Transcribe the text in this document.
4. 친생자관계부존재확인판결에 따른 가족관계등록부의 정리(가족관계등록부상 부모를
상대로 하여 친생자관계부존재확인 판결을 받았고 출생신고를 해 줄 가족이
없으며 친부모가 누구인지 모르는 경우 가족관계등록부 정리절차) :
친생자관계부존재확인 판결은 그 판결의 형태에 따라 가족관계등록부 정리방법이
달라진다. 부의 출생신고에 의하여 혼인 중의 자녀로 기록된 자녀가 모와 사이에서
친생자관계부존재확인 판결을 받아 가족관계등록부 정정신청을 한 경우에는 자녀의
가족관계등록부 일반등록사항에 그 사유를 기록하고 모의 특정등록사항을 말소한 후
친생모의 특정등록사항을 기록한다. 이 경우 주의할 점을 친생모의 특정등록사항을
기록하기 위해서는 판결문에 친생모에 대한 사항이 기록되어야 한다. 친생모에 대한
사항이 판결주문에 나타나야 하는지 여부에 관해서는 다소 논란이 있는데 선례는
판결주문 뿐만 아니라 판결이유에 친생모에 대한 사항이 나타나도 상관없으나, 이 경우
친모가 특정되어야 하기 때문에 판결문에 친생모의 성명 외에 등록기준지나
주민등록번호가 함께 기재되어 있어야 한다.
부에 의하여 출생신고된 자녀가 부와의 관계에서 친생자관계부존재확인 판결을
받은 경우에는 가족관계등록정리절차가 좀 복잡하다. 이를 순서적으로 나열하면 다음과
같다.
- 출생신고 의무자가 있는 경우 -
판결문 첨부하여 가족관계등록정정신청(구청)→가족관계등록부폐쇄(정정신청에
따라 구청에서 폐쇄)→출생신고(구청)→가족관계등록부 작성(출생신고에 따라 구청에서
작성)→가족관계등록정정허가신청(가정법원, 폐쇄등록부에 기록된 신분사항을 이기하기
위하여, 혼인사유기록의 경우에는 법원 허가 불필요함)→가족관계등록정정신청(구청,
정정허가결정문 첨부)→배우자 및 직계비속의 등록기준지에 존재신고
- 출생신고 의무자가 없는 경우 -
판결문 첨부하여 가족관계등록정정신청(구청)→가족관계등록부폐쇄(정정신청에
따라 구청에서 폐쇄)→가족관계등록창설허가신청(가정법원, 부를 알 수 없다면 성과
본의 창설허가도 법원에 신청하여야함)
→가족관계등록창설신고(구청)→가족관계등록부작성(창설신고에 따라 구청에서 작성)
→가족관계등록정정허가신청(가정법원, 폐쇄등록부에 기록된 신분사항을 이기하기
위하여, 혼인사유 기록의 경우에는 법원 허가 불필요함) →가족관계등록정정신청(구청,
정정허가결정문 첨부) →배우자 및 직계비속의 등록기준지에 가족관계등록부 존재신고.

- **GIVEN INSTRUCTION**: Quote all of the entries exactly as they appear.

- **FINAL RESULT**:
Transcribe the text in this document.
4. 친생자관계부존재확인판결에 따른 가족관계등록부의 정리(가족관계등록부상 부모를
상대로 하여 친생자관계부존재확인 판결을 받았고 출생신고를 해 줄 가족이
없으며 친부모가 누구인지 모르는 경우 가족관계등록부 정리절차) :
친생자관계부존재확인 판결은 그 판결의 형태에 따라 가족관계등록부 정리방법이
달라진다. 부의 출생신고에 의하여 혼인 중의 자녀로 기록된 자녀가 모와 사이에서
친생자관계부존재확인 판결을 받아 가족관계등록부 정정신청을 한 경우에는 자녀의
가족관계등록부 일반등록사항에 그 사유를 기록하고 모의 특정등록사항을 말소한 후
친생모의 특정등록사항을 기록한다. 이 경우 주의할 점을 친생모의 특정등록사항을
기록하기 위해서는 판결문에 친생모에 대한 사항이 기록되어야 한다. 친생모에 대한
사항이 판결주문에 나타나야 하는지 여부에 관해서는 다소 논란이 있는데 선례는
판결주문 뿐만 아니라 판결이유에 친생모에 대한 사항이 나타나도 상관없으나, 이 경우
친모가 특정되어야 하기 때문에 판결문에 친생모의 성명 외에 등록기준지나
주민등록번호가 함께 기재되어 있어야 한다.
부에 의하여 출생신고된 자녀가 부와의 관계에서 친생자관계부존재확인 판결을
받은 경우에는 가족관계등록정리절차가 좀 복잡하다. 이를 순서적으로 나열하면 다음과
같다.
- 출생신고 의무자가 있는 경우 -
판결문 첨부하여 가족관계등록정정신청(구청)→가족관계등록부폐쇄(정정신청에
따라 구청에서 폐쇄)→출생신고(구청)→가족관계등록부 작성(출생신고에 따라 구청에서
작성)→가족관계등록정정허가신청(가정법원, 폐쇄등록부에 기록된 신분사항을 이기하기
위하여, 혼인사유기록의 경우에는 법원 허가 불필요함)→가족관계등록정정신청(구청,
정정허가결정문 첨부)→배우자 및 직계비속의 등록기준지에 존재신고
- 출생신고 의무자가 없는 경우 -
판결문 첨부하여 가족관계등록정정신청(구청)→가족관계등록부폐쇄(정정신청에
따라 구청에서 폐쇄)→가족관계등록창설허가신청(가정법원, 부를 알 수 없다면 성과
본의 창설허가도 법원에 신청하여야함)
→가족관계등록창설신고(구청)→가족관계등록부작성(창설신고에 따라 구청에서 작성)
→가족관계등록정정허가신청(가정법원, 폐쇄등록부에 기록된 신분사항을 이기하기
위하여, 혼인사유 기록의 경우에는 법원 허가 불필요함) →가족관계등록정정신청(구청,
정정허가결정문 첨부) →배우자 및 직계비속의 등록기준지에 가족관계등록부 존재신고.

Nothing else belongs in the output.